:: Entries supplied ::
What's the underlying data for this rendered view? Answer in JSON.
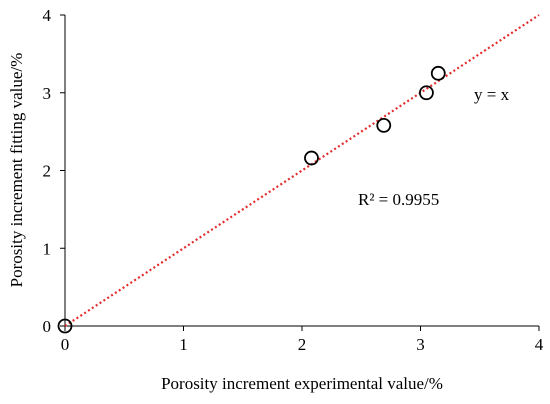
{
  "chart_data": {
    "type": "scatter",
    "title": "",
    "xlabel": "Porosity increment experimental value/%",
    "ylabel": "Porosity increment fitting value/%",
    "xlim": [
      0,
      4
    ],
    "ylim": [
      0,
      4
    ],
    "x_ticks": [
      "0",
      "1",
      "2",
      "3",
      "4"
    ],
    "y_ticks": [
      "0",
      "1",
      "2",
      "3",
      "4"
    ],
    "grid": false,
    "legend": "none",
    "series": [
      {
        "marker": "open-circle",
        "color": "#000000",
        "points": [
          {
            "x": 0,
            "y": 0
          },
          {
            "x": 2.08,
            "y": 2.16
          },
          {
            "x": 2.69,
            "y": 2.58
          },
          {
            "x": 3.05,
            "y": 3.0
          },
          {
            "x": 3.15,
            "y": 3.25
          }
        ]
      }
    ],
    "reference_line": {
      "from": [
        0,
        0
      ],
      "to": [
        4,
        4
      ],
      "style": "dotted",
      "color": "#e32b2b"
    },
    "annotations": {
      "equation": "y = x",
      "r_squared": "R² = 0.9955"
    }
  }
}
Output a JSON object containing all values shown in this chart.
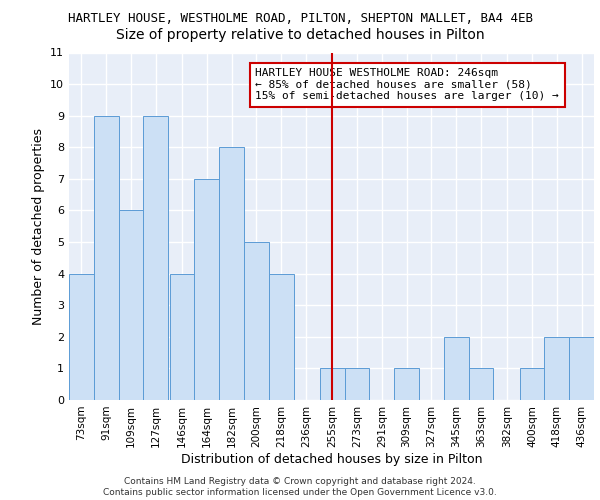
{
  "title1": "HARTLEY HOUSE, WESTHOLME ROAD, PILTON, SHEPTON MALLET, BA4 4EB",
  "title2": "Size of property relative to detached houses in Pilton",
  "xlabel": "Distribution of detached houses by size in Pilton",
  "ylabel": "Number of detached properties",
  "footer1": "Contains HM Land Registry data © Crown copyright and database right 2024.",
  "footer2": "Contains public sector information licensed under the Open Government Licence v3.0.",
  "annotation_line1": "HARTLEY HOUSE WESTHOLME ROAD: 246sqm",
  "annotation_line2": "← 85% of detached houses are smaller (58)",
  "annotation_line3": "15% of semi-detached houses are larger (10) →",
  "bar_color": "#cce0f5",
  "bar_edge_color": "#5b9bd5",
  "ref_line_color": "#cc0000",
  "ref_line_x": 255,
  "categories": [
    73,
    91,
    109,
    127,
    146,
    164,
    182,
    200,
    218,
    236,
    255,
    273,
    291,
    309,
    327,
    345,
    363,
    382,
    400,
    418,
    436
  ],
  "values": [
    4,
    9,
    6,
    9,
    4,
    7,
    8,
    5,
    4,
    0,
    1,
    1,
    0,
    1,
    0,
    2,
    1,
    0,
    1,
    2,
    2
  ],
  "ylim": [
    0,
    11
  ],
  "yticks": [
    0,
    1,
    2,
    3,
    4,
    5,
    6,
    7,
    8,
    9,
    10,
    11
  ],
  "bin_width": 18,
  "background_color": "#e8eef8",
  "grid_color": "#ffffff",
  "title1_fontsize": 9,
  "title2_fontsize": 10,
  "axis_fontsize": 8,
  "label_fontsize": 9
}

:: Written exercise ::
Transcribe the full listing above exactly as it stands, minus the pictures.

:: Full output ::
What's the underlying data for this rendered view? Answer in JSON.
{
  "chart_data": {
    "type": "scatter",
    "title": "",
    "xlabel": "Porosity increment experimental value/%",
    "ylabel": "Porosity increment fitting value/%",
    "xlim": [
      0,
      4
    ],
    "ylim": [
      0,
      4
    ],
    "x_ticks": [
      "0",
      "1",
      "2",
      "3",
      "4"
    ],
    "y_ticks": [
      "0",
      "1",
      "2",
      "3",
      "4"
    ],
    "grid": false,
    "legend": "none",
    "series": [
      {
        "marker": "open-circle",
        "color": "#000000",
        "points": [
          {
            "x": 0,
            "y": 0
          },
          {
            "x": 2.08,
            "y": 2.16
          },
          {
            "x": 2.69,
            "y": 2.58
          },
          {
            "x": 3.05,
            "y": 3.0
          },
          {
            "x": 3.15,
            "y": 3.25
          }
        ]
      }
    ],
    "reference_line": {
      "from": [
        0,
        0
      ],
      "to": [
        4,
        4
      ],
      "style": "dotted",
      "color": "#e32b2b"
    },
    "annotations": {
      "equation": "y = x",
      "r_squared": "R² = 0.9955"
    }
  }
}
Output a JSON object containing all values shown in this chart.
{
  "title1": "HARTLEY HOUSE, WESTHOLME ROAD, PILTON, SHEPTON MALLET, BA4 4EB",
  "title2": "Size of property relative to detached houses in Pilton",
  "xlabel": "Distribution of detached houses by size in Pilton",
  "ylabel": "Number of detached properties",
  "footer1": "Contains HM Land Registry data © Crown copyright and database right 2024.",
  "footer2": "Contains public sector information licensed under the Open Government Licence v3.0.",
  "annotation_line1": "HARTLEY HOUSE WESTHOLME ROAD: 246sqm",
  "annotation_line2": "← 85% of detached houses are smaller (58)",
  "annotation_line3": "15% of semi-detached houses are larger (10) →",
  "bar_color": "#cce0f5",
  "bar_edge_color": "#5b9bd5",
  "ref_line_color": "#cc0000",
  "ref_line_x": 255,
  "categories": [
    73,
    91,
    109,
    127,
    146,
    164,
    182,
    200,
    218,
    236,
    255,
    273,
    291,
    309,
    327,
    345,
    363,
    382,
    400,
    418,
    436
  ],
  "values": [
    4,
    9,
    6,
    9,
    4,
    7,
    8,
    5,
    4,
    0,
    1,
    1,
    0,
    1,
    0,
    2,
    1,
    0,
    1,
    2,
    2
  ],
  "ylim": [
    0,
    11
  ],
  "yticks": [
    0,
    1,
    2,
    3,
    4,
    5,
    6,
    7,
    8,
    9,
    10,
    11
  ],
  "bin_width": 18,
  "background_color": "#e8eef8",
  "grid_color": "#ffffff",
  "title1_fontsize": 9,
  "title2_fontsize": 10,
  "axis_fontsize": 8,
  "label_fontsize": 9
}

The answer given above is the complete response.